[Start Data entries]
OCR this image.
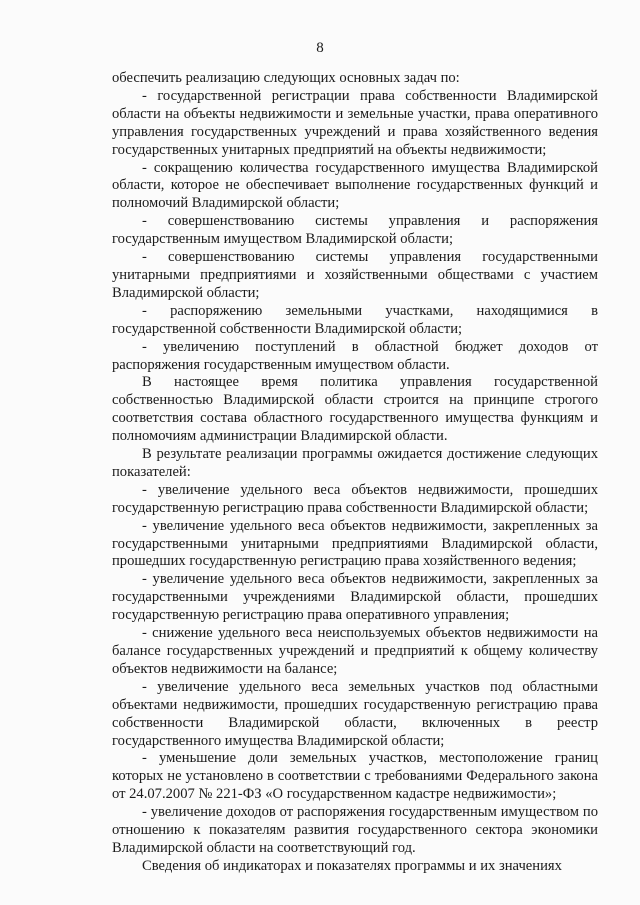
8

обеспечить реализацию следующих основных задач по:

- государственной регистрации права собственности Владимирской области на объекты недвижимости и земельные участки, права оперативного управления государственных учреждений и права хозяйственного ведения государственных унитарных предприятий на объекты недвижимости;

- сокращению количества государственного имущества Владимирской области, которое не обеспечивает выполнение государственных функций и полномочий Владимирской области;

- совершенствованию системы управления и распоряжения государственным имуществом Владимирской области;

- совершенствованию системы управления государственными унитарными предприятиями и хозяйственными обществами с участием Владимирской области;

- распоряжению земельными участками, находящимися в государственной собственности Владимирской области;

- увеличению поступлений в областной бюджет доходов от распоряжения государственным имуществом области.

В настоящее время политика управления государственной собственностью Владимирской области строится на принципе строгого соответствия состава областного государственного имущества функциям и полномочиям администрации Владимирской области.

В результате реализации программы ожидается достижение следующих показателей:

- увеличение удельного веса объектов недвижимости, прошедших государственную регистрацию права собственности Владимирской области;

- увеличение удельного веса объектов недвижимости, закрепленных за государственными унитарными предприятиями Владимирской области, прошедших государственную регистрацию права хозяйственного ведения;

- увеличение удельного веса объектов недвижимости, закрепленных за государственными учреждениями Владимирской области, прошедших государственную регистрацию права оперативного управления;

- снижение удельного веса неиспользуемых объектов недвижимости на балансе государственных учреждений и предприятий к общему количеству объектов недвижимости на балансе;

- увеличение удельного веса земельных участков под областными объектами недвижимости, прошедших государственную регистрацию права собственности Владимирской области, включенных в реестр государственного имущества Владимирской области;

- уменьшение доли земельных участков, местоположение границ которых не установлено в соответствии с требованиями Федерального закона от 24.07.2007 № 221-ФЗ «О государственном кадастре недвижимости»;

- увеличение доходов от распоряжения государственным имуществом по отношению к показателям развития государственного сектора экономики Владимирской области на соответствующий год.

Сведения об индикаторах и показателях программы и их значениях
[End Data entries]
| Problem details |
Output all of the entries verbatim, leaving out any images.

| Written solution |
OCR this image.
8

обеспечить реализацию следующих основных задач по:

- государственной регистрации права собственности Владимирской области на объекты недвижимости и земельные участки, права оперативного управления государственных учреждений и права хозяйственного ведения государственных унитарных предприятий на объекты недвижимости;

- сокращению количества государственного имущества Владимирской области, которое не обеспечивает выполнение государственных функций и полномочий Владимирской области;

- совершенствованию системы управления и распоряжения государственным имуществом Владимирской области;

- совершенствованию системы управления государственными унитарными предприятиями и хозяйственными обществами с участием Владимирской области;

- распоряжению земельными участками, находящимися в государственной собственности Владимирской области;

- увеличению поступлений в областной бюджет доходов от распоряжения государственным имуществом области.

В настоящее время политика управления государственной собственностью Владимирской области строится на принципе строгого соответствия состава областного государственного имущества функциям и полномочиям администрации Владимирской области.

В результате реализации программы ожидается достижение следующих показателей:

- увеличение удельного веса объектов недвижимости, прошедших государственную регистрацию права собственности Владимирской области;

- увеличение удельного веса объектов недвижимости, закрепленных за государственными унитарными предприятиями Владимирской области, прошедших государственную регистрацию права хозяйственного ведения;

- увеличение удельного веса объектов недвижимости, закрепленных за государственными учреждениями Владимирской области, прошедших государственную регистрацию права оперативного управления;

- снижение удельного веса неиспользуемых объектов недвижимости на балансе государственных учреждений и предприятий к общему количеству объектов недвижимости на балансе;

- увеличение удельного веса земельных участков под областными объектами недвижимости, прошедших государственную регистрацию права собственности Владимирской области, включенных в реестр государственного имущества Владимирской области;

- уменьшение доли земельных участков, местоположение границ которых не установлено в соответствии с требованиями Федерального закона от 24.07.2007 № 221-ФЗ «О государственном кадастре недвижимости»;

- увеличение доходов от распоряжения государственным имуществом по отношению к показателям развития государственного сектора экономики Владимирской области на соответствующий год.

Сведения об индикаторах и показателях программы и их значениях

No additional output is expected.